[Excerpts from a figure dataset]
— BEGIN —
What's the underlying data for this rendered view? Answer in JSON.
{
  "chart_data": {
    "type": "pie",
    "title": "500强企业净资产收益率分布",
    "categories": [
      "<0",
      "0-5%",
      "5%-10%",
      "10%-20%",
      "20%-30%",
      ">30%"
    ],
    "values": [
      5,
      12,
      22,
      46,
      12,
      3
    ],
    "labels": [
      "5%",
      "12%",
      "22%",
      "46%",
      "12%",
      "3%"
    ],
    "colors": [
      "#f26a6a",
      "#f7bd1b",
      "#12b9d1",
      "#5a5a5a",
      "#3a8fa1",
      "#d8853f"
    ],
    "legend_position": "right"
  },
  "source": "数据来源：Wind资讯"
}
— END —
Restate the data above exactly, keeping each word as it stands.

What's the underlying data for this rendered view? Answer in JSON.
{
  "chart_data": {
    "type": "pie",
    "title": "500强企业净资产收益率分布",
    "categories": [
      "<0",
      "0-5%",
      "5%-10%",
      "10%-20%",
      "20%-30%",
      ">30%"
    ],
    "values": [
      5,
      12,
      22,
      46,
      12,
      3
    ],
    "labels": [
      "5%",
      "12%",
      "22%",
      "46%",
      "12%",
      "3%"
    ],
    "colors": [
      "#f26a6a",
      "#f7bd1b",
      "#12b9d1",
      "#5a5a5a",
      "#3a8fa1",
      "#d8853f"
    ],
    "legend_position": "right"
  },
  "source": "数据来源：Wind资讯"
}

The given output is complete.